### GIVEN RECORDS
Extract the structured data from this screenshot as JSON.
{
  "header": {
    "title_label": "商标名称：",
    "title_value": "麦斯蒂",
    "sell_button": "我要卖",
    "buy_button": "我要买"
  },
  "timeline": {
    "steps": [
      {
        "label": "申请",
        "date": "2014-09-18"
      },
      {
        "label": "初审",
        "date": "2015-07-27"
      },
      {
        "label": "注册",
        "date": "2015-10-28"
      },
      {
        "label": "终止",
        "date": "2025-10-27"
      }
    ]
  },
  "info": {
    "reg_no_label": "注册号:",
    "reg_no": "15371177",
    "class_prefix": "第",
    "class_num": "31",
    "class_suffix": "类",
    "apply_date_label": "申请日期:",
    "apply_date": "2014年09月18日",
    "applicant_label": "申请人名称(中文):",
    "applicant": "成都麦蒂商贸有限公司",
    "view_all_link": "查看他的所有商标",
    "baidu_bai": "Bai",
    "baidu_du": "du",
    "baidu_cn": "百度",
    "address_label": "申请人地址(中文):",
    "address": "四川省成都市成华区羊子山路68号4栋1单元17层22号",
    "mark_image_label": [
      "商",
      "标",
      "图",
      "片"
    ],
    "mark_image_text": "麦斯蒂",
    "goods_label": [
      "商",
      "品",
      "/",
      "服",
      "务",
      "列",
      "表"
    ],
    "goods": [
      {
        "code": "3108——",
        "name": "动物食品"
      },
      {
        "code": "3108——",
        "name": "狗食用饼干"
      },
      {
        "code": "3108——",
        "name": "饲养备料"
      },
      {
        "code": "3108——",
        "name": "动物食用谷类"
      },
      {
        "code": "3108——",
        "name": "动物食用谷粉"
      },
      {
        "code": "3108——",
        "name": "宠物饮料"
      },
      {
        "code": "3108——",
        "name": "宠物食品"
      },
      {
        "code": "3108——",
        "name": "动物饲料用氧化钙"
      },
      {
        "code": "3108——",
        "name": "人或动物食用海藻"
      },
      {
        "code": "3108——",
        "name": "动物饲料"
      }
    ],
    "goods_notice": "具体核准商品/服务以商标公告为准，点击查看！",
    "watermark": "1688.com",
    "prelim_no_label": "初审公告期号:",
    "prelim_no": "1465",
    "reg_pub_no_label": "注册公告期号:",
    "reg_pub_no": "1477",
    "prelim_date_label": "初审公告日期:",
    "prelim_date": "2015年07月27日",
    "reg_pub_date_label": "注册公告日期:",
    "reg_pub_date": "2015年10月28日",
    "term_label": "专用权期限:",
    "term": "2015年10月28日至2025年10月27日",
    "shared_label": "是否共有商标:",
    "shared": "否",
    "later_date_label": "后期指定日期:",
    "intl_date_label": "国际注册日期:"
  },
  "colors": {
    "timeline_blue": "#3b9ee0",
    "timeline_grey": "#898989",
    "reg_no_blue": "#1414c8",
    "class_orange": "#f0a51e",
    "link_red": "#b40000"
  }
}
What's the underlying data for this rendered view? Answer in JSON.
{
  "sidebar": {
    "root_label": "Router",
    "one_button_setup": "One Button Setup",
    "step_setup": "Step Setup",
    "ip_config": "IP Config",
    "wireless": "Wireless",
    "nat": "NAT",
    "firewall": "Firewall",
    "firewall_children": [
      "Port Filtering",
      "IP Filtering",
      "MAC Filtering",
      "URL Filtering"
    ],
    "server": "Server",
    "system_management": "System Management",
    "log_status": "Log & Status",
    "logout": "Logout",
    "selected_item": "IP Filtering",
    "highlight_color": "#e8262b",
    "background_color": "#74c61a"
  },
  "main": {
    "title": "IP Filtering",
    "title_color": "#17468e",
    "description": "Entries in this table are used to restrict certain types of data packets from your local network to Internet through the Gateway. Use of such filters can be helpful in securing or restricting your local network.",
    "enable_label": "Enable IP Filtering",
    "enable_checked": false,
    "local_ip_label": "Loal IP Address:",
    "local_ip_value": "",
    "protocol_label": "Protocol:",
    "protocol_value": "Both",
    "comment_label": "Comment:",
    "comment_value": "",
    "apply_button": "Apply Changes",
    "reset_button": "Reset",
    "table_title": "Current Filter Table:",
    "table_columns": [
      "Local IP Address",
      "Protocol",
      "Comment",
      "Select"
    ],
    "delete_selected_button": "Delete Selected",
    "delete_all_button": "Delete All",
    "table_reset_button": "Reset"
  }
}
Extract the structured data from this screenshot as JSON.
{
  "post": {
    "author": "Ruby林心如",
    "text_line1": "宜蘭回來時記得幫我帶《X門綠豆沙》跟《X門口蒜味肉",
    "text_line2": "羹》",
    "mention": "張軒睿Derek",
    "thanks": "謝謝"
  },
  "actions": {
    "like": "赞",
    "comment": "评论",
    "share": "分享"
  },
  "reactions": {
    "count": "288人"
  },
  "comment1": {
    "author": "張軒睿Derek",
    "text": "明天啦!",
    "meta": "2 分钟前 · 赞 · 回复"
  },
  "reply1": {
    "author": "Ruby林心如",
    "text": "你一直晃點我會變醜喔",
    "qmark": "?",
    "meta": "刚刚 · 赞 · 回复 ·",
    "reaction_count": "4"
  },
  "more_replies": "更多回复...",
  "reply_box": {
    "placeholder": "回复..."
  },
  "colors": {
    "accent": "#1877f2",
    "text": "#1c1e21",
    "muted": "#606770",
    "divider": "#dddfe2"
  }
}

### REQUIRED TASK
Produce an exact copy of every entry above.

### COMPLETE ANSWER
Extract the structured data from this screenshot as JSON.
{
  "header": {
    "title_label": "商标名称：",
    "title_value": "麦斯蒂",
    "sell_button": "我要卖",
    "buy_button": "我要买"
  },
  "timeline": {
    "steps": [
      {
        "label": "申请",
        "date": "2014-09-18"
      },
      {
        "label": "初审",
        "date": "2015-07-27"
      },
      {
        "label": "注册",
        "date": "2015-10-28"
      },
      {
        "label": "终止",
        "date": "2025-10-27"
      }
    ]
  },
  "info": {
    "reg_no_label": "注册号:",
    "reg_no": "15371177",
    "class_prefix": "第",
    "class_num": "31",
    "class_suffix": "类",
    "apply_date_label": "申请日期:",
    "apply_date": "2014年09月18日",
    "applicant_label": "申请人名称(中文):",
    "applicant": "成都麦蒂商贸有限公司",
    "view_all_link": "查看他的所有商标",
    "baidu_bai": "Bai",
    "baidu_du": "du",
    "baidu_cn": "百度",
    "address_label": "申请人地址(中文):",
    "address": "四川省成都市成华区羊子山路68号4栋1单元17层22号",
    "mark_image_label": [
      "商",
      "标",
      "图",
      "片"
    ],
    "mark_image_text": "麦斯蒂",
    "goods_label": [
      "商",
      "品",
      "/",
      "服",
      "务",
      "列",
      "表"
    ],
    "goods": [
      {
        "code": "3108——",
        "name": "动物食品"
      },
      {
        "code": "3108——",
        "name": "狗食用饼干"
      },
      {
        "code": "3108——",
        "name": "饲养备料"
      },
      {
        "code": "3108——",
        "name": "动物食用谷类"
      },
      {
        "code": "3108——",
        "name": "动物食用谷粉"
      },
      {
        "code": "3108——",
        "name": "宠物饮料"
      },
      {
        "code": "3108——",
        "name": "宠物食品"
      },
      {
        "code": "3108——",
        "name": "动物饲料用氧化钙"
      },
      {
        "code": "3108——",
        "name": "人或动物食用海藻"
      },
      {
        "code": "3108——",
        "name": "动物饲料"
      }
    ],
    "goods_notice": "具体核准商品/服务以商标公告为准，点击查看！",
    "watermark": "1688.com",
    "prelim_no_label": "初审公告期号:",
    "prelim_no": "1465",
    "reg_pub_no_label": "注册公告期号:",
    "reg_pub_no": "1477",
    "prelim_date_label": "初审公告日期:",
    "prelim_date": "2015年07月27日",
    "reg_pub_date_label": "注册公告日期:",
    "reg_pub_date": "2015年10月28日",
    "term_label": "专用权期限:",
    "term": "2015年10月28日至2025年10月27日",
    "shared_label": "是否共有商标:",
    "shared": "否",
    "later_date_label": "后期指定日期:",
    "intl_date_label": "国际注册日期:"
  },
  "colors": {
    "timeline_blue": "#3b9ee0",
    "timeline_grey": "#898989",
    "reg_no_blue": "#1414c8",
    "class_orange": "#f0a51e",
    "link_red": "#b40000"
  }
}
What's the underlying data for this rendered view? Answer in JSON.
{
  "sidebar": {
    "root_label": "Router",
    "one_button_setup": "One Button Setup",
    "step_setup": "Step Setup",
    "ip_config": "IP Config",
    "wireless": "Wireless",
    "nat": "NAT",
    "firewall": "Firewall",
    "firewall_children": [
      "Port Filtering",
      "IP Filtering",
      "MAC Filtering",
      "URL Filtering"
    ],
    "server": "Server",
    "system_management": "System Management",
    "log_status": "Log & Status",
    "logout": "Logout",
    "selected_item": "IP Filtering",
    "highlight_color": "#e8262b",
    "background_color": "#74c61a"
  },
  "main": {
    "title": "IP Filtering",
    "title_color": "#17468e",
    "description": "Entries in this table are used to restrict certain types of data packets from your local network to Internet through the Gateway. Use of such filters can be helpful in securing or restricting your local network.",
    "enable_label": "Enable IP Filtering",
    "enable_checked": false,
    "local_ip_label": "Loal IP Address:",
    "local_ip_value": "",
    "protocol_label": "Protocol:",
    "protocol_value": "Both",
    "comment_label": "Comment:",
    "comment_value": "",
    "apply_button": "Apply Changes",
    "reset_button": "Reset",
    "table_title": "Current Filter Table:",
    "table_columns": [
      "Local IP Address",
      "Protocol",
      "Comment",
      "Select"
    ],
    "delete_selected_button": "Delete Selected",
    "delete_all_button": "Delete All",
    "table_reset_button": "Reset"
  }
}
Extract the structured data from this screenshot as JSON.
{
  "post": {
    "author": "Ruby林心如",
    "text_line1": "宜蘭回來時記得幫我帶《X門綠豆沙》跟《X門口蒜味肉",
    "text_line2": "羹》",
    "mention": "張軒睿Derek",
    "thanks": "謝謝"
  },
  "actions": {
    "like": "赞",
    "comment": "评论",
    "share": "分享"
  },
  "reactions": {
    "count": "288人"
  },
  "comment1": {
    "author": "張軒睿Derek",
    "text": "明天啦!",
    "meta": "2 分钟前 · 赞 · 回复"
  },
  "reply1": {
    "author": "Ruby林心如",
    "text": "你一直晃點我會變醜喔",
    "qmark": "?",
    "meta": "刚刚 · 赞 · 回复 ·",
    "reaction_count": "4"
  },
  "more_replies": "更多回复...",
  "reply_box": {
    "placeholder": "回复..."
  },
  "colors": {
    "accent": "#1877f2",
    "text": "#1c1e21",
    "muted": "#606770",
    "divider": "#dddfe2"
  }
}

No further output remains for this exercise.